● Exercise details: Repeat the records below exactly, leaving out any pictures.

[begin Data to process]

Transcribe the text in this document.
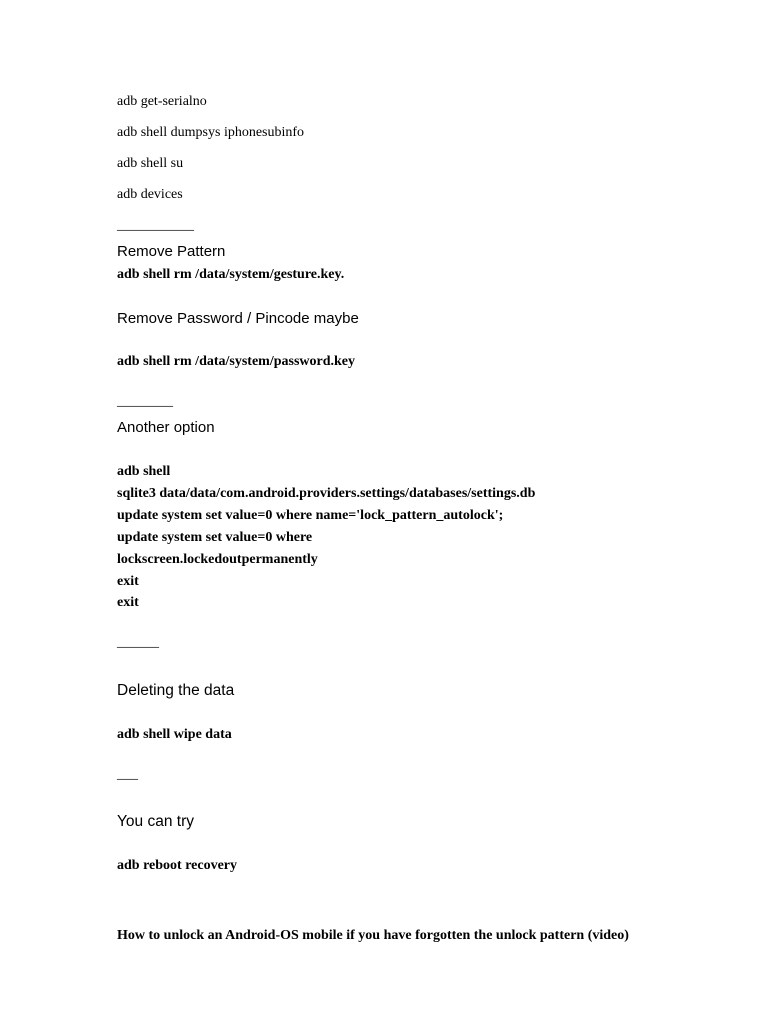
adb get-serialno
adb shell dumpsys iphonesubinfo
adb shell su
adb devices
___________
Remove Pattern
adb shell rm /data/system/gesture.key.
Remove Password / Pincode maybe
adb shell rm /data/system/password.key
________
Another option
adb shell
sqlite3 data/data/com.android.providers.settings/databases/settings.db
update system set value=0 where name='lock_pattern_autolock';
update system set value=0 where
lockscreen.lockedoutpermanently
exit
exit
______
Deleting the data
adb shell wipe data
___
You can try
adb reboot recovery
How to unlock an Android-OS mobile if you have forgotten the unlock pattern (video)
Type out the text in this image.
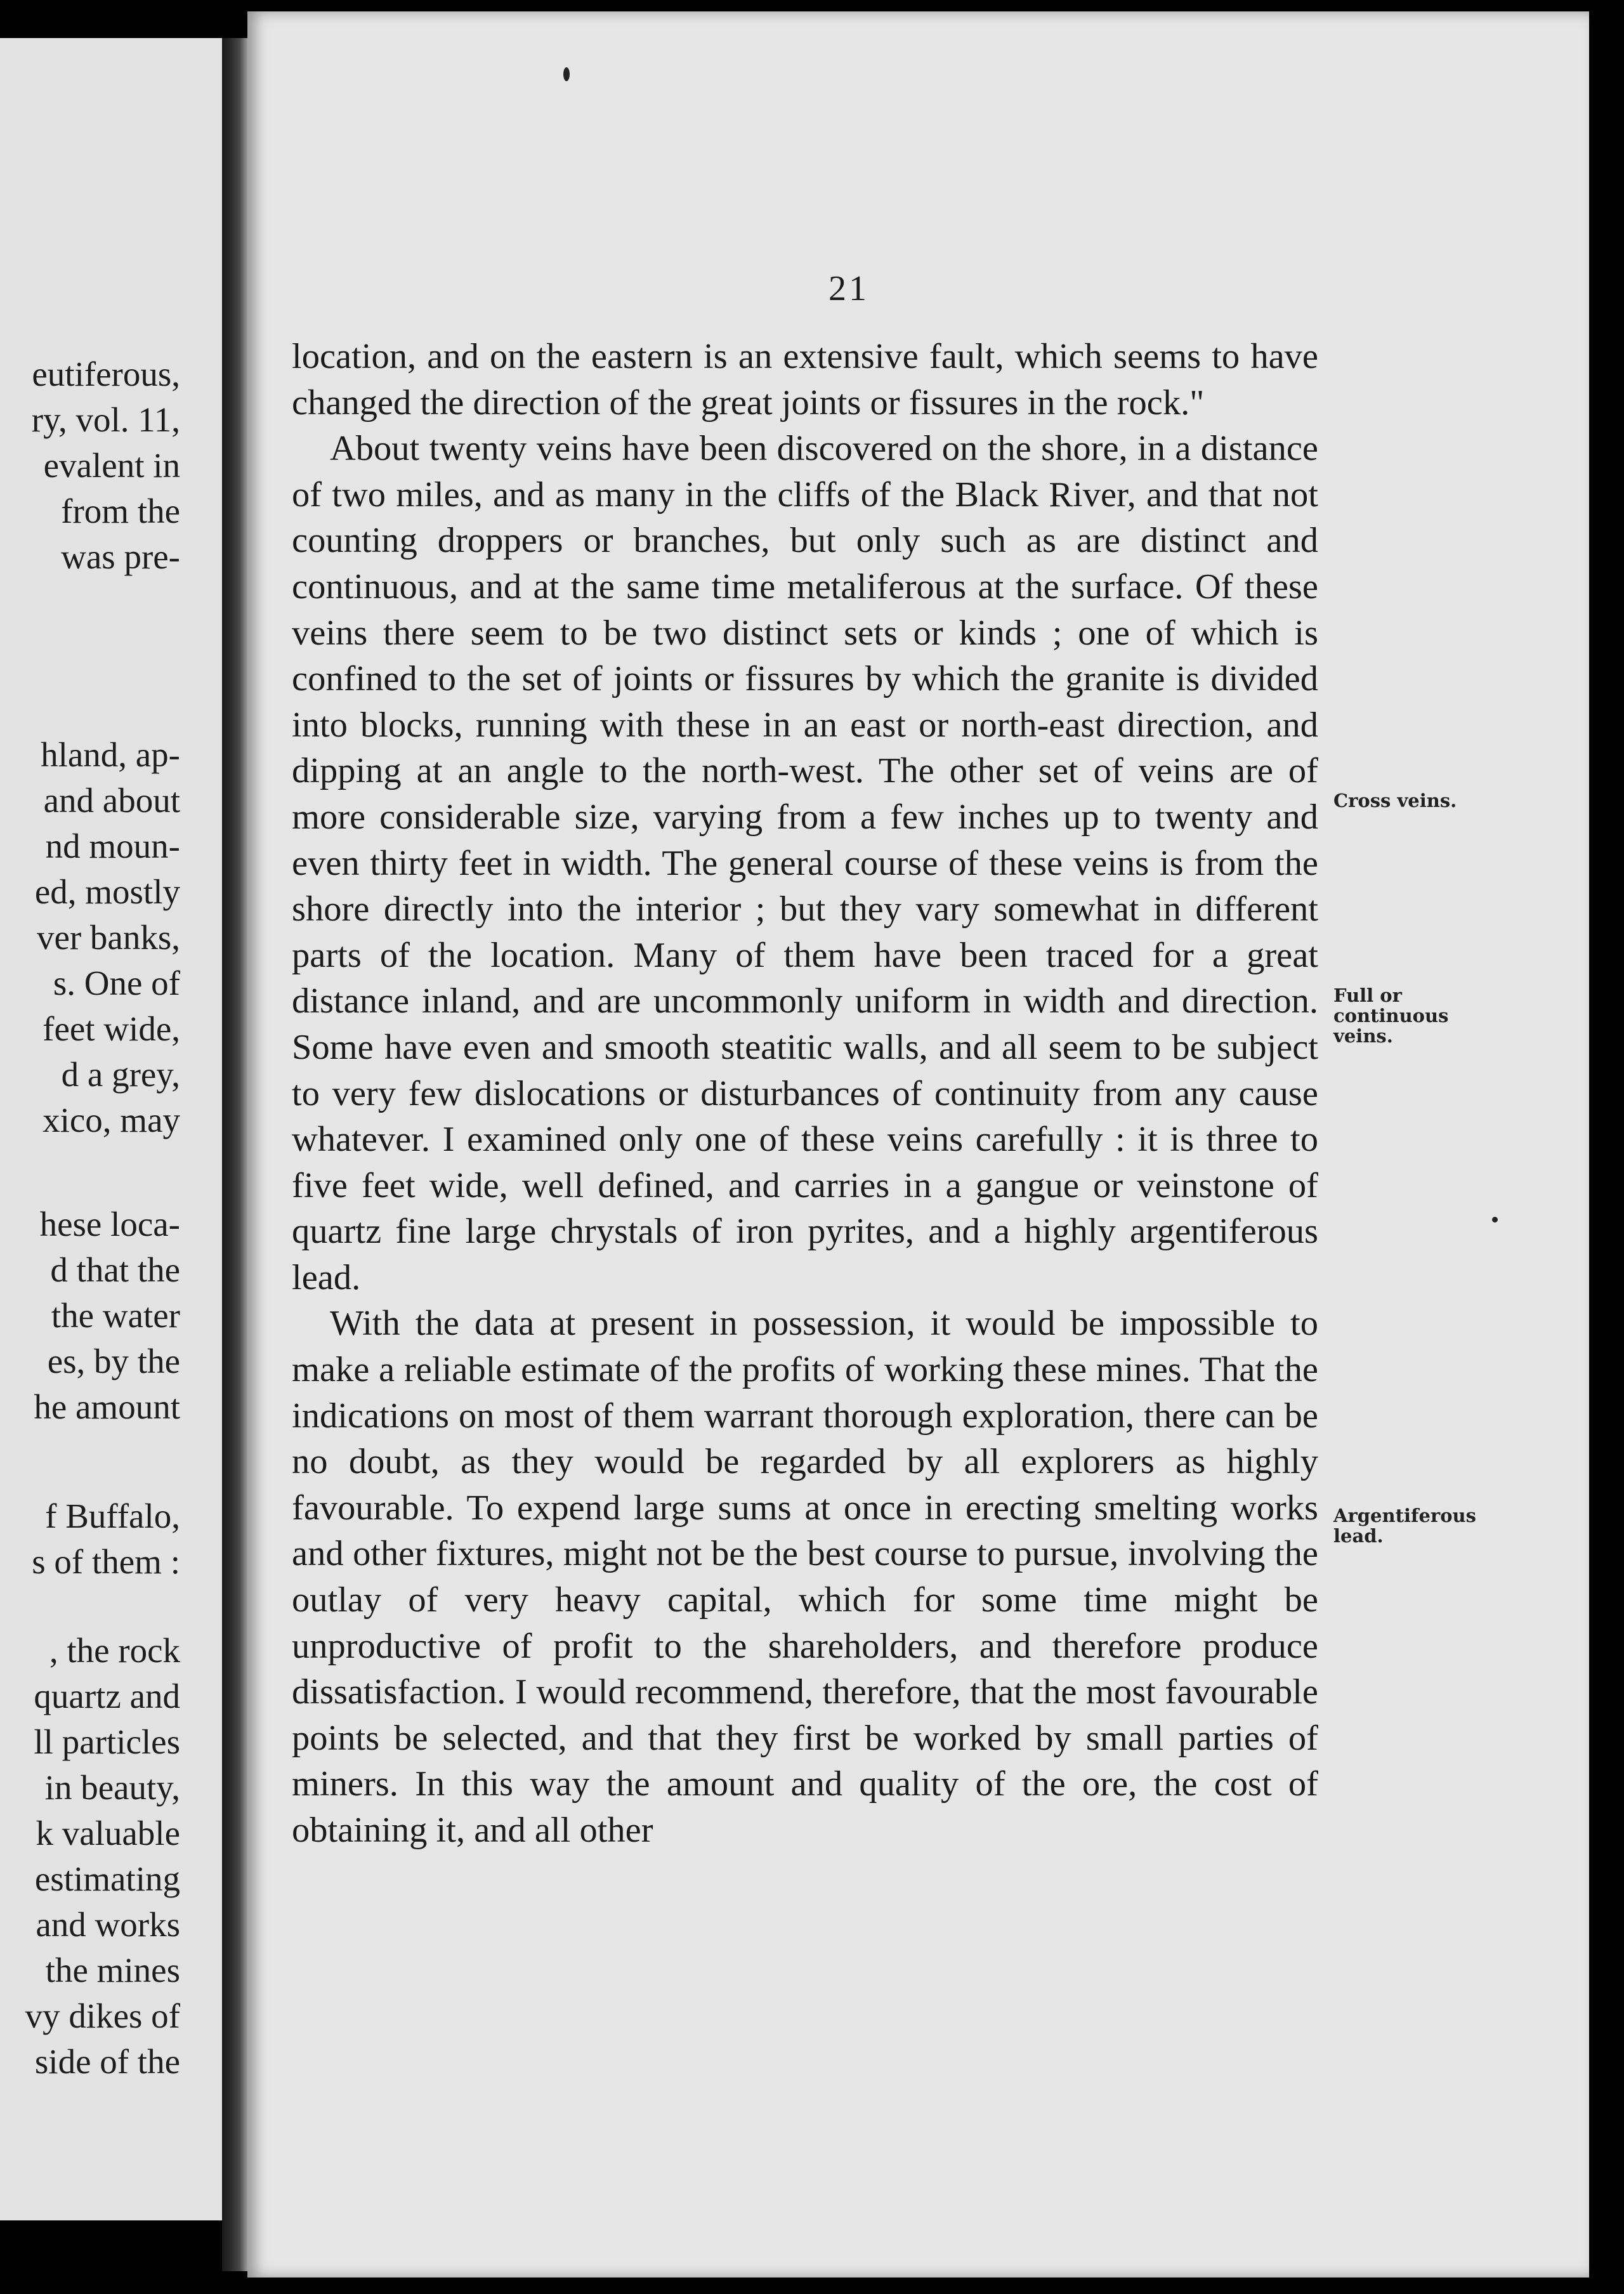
eutiferous,
ry, vol. 11,
evalent in
from the
was pre-
hland, ap-
and about
nd moun-
ed, mostly
ver banks,
s. One of
feet wide,
d a grey,
xico, may
hese loca-
d that the
the water
es, by the
he amount
f Buffalo,
s of them :
, the rock
quartz and
ll particles
in beauty,
k valuable
estimating
and works
the mines
vy dikes of
side of the
21

location, and on the eastern is an extensive fault, which seems to have changed the direction of the great joints or fissures in the rock."

About twenty veins have been discovered on the shore, in a distance of two miles, and as many in the cliffs of the Black River, and that not counting droppers or branches, but only such as are distinct and continuous, and at the same time metaliferous at the surface. Of these veins there seem to be two distinct sets or kinds ; one of which is confined to the set of joints or fissures by which the granite is divided into blocks, running with these in an east or north-east direction, and dipping at an angle to the north-west. The other set of veins are of more considerable size, varying from a few inches up to twenty and even thirty feet in width. The general course of these veins is from the shore directly into the interior ; but they vary somewhat in different parts of the location. Many of them have been traced for a great distance inland, and are uncommonly uniform in width and direction. Some have even and smooth steatitic walls, and all seem to be subject to very few dislocations or disturbances of continuity from any cause whatever. I examined only one of these veins carefully : it is three to five feet wide, well defined, and carries in a gangue or veinstone of quartz fine large chrystals of iron pyrites, and a highly argentiferous lead.

With the data at present in possession, it would be impossible to make a reliable estimate of the profits of working these mines. That the indications on most of them warrant thorough exploration, there can be no doubt, as they would be regarded by all explorers as highly favourable. To expend large sums at once in erecting smelting works and other fixtures, might not be the best course to pursue, involving the outlay of very heavy capital, which for some time might be unproductive of profit to the shareholders, and therefore produce dissatisfaction. I would recommend, therefore, that the most favourable points be selected, and that they first be worked by small parties of miners. In this way the amount and quality of the ore, the cost of obtaining it, and all other

Cross veins.
Full or continuous veins.
Argentiferous lead.
l
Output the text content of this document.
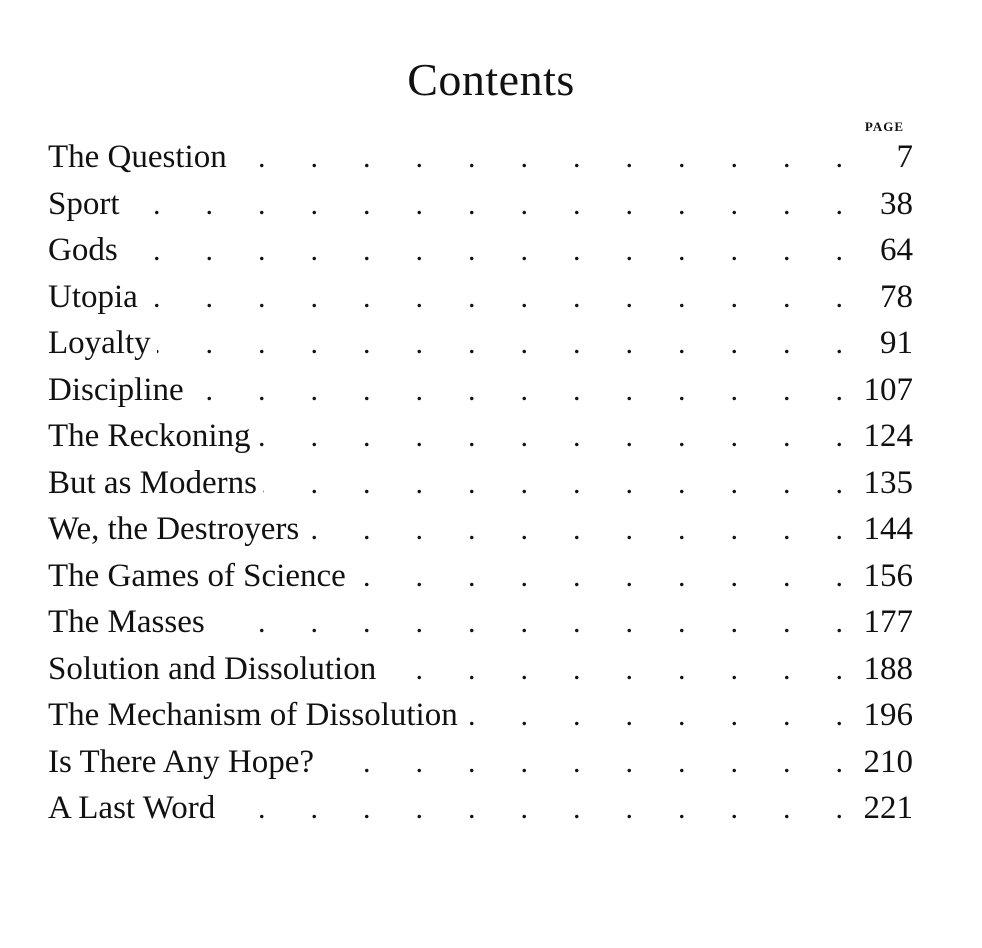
Contents
PAGE
The Question .	7
Sport .	38
Gods .	64
Utopia .	78
Loyalty .	91
Discipline .	107
The Reckoning .	124
But as Moderns .	135
We, the Destroyers .	144
The Games of Science .	156
The Masses .	177
Solution and Dissolution .	188
The Mechanism of Dissolution .	196
Is There Any Hope? .	210
A Last Word .	221
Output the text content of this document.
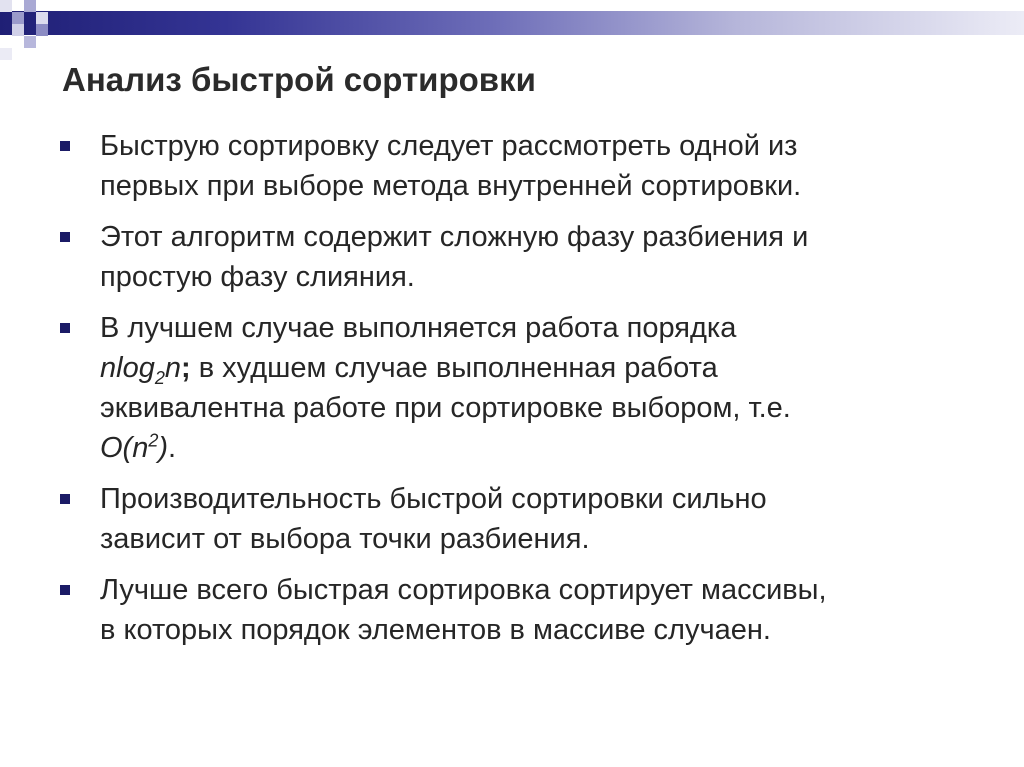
Анализ быстрой сортировки
Быструю сортировку следует рассмотреть одной из
первых при выборе метода внутренней сортировки.
Этот алгоритм содержит сложную фазу разбиения и
простую фазу слияния.
В лучшем случае выполняется работа порядка
nlog$_2$n; в худшем случае выполненная работа
эквивалентна работе при сортировке выбором, т.е.
$O(n^2)$.
Производительность быстрой сортировки сильно
зависит от выбора точки разбиения.
Лучше всего быстрая сортировка сортирует массивы,
в которых порядок элементов в массиве случаен.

[end Data to process]

● Reply to the task:
Transcribe the text in this document.
adb get-serialno
adb shell dumpsys iphonesubinfo
adb shell su
adb devices
___________
Remove Pattern
adb shell rm /data/system/gesture.key.
Remove Password / Pincode maybe
adb shell rm /data/system/password.key
________
Another option
adb shell
sqlite3 data/data/com.android.providers.settings/databases/settings.db
update system set value=0 where name='lock_pattern_autolock';
update system set value=0 where
lockscreen.lockedoutpermanently
exit
exit
______
Deleting the data
adb shell wipe data
___
You can try
adb reboot recovery
How to unlock an Android-OS mobile if you have forgotten the unlock pattern (video)
Type out the text in this image.
eutiferous,
ry, vol. 11,
evalent in
from the
was pre-
hland, ap-
and about
nd moun-
ed, mostly
ver banks,
s. One of
feet wide,
d a grey,
xico, may
hese loca-
d that the
the water
es, by the
he amount
f Buffalo,
s of them :
, the rock
quartz and
ll particles
in beauty,
k valuable
estimating
and works
the mines
vy dikes of
side of the
21

location, and on the eastern is an extensive fault, which seems to have changed the direction of the great joints or fissures in the rock."

About twenty veins have been discovered on the shore, in a distance of two miles, and as many in the cliffs of the Black River, and that not counting droppers or branches, but only such as are distinct and continuous, and at the same time metaliferous at the surface. Of these veins there seem to be two distinct sets or kinds ; one of which is confined to the set of joints or fissures by which the granite is divided into blocks, running with these in an east or north-east direction, and dipping at an angle to the north-west. The other set of veins are of more considerable size, varying from a few inches up to twenty and even thirty feet in width. The general course of these veins is from the shore directly into the interior ; but they vary somewhat in different parts of the location. Many of them have been traced for a great distance inland, and are uncommonly uniform in width and direction. Some have even and smooth steatitic walls, and all seem to be subject to very few dislocations or disturbances of continuity from any cause whatever. I examined only one of these veins carefully : it is three to five feet wide, well defined, and carries in a gangue or veinstone of quartz fine large chrystals of iron pyrites, and a highly argentiferous lead.

With the data at present in possession, it would be impossible to make a reliable estimate of the profits of working these mines. That the indications on most of them warrant thorough exploration, there can be no doubt, as they would be regarded by all explorers as highly favourable. To expend large sums at once in erecting smelting works and other fixtures, might not be the best course to pursue, involving the outlay of very heavy capital, which for some time might be unproductive of profit to the shareholders, and therefore produce dissatisfaction. I would recommend, therefore, that the most favourable points be selected, and that they first be worked by small parties of miners. In this way the amount and quality of the ore, the cost of obtaining it, and all other

Cross veins.
Full or continuous veins.
Argentiferous lead.
l
Output the text content of this document.
Contents
PAGE
The Question .	7
Sport .	38
Gods .	64
Utopia .	78
Loyalty .	91
Discipline .	107
The Reckoning .	124
But as Moderns .	135
We, the Destroyers .	144
The Games of Science .	156
The Masses .	177
Solution and Dissolution .	188
The Mechanism of Dissolution .	196
Is There Any Hope? .	210
A Last Word .	221
Output the text content of this document.
Анализ быстрой сортировки
Быструю сортировку следует рассмотреть одной из
первых при выборе метода внутренней сортировки.
Этот алгоритм содержит сложную фазу разбиения и
простую фазу слияния.
В лучшем случае выполняется работа порядка
nlog$_2$n; в худшем случае выполненная работа
эквивалентна работе при сортировке выбором, т.е.
$O(n^2)$.
Производительность быстрой сортировки сильно
зависит от выбора точки разбиения.
Лучше всего быстрая сортировка сортирует массивы,
в которых порядок элементов в массиве случаен.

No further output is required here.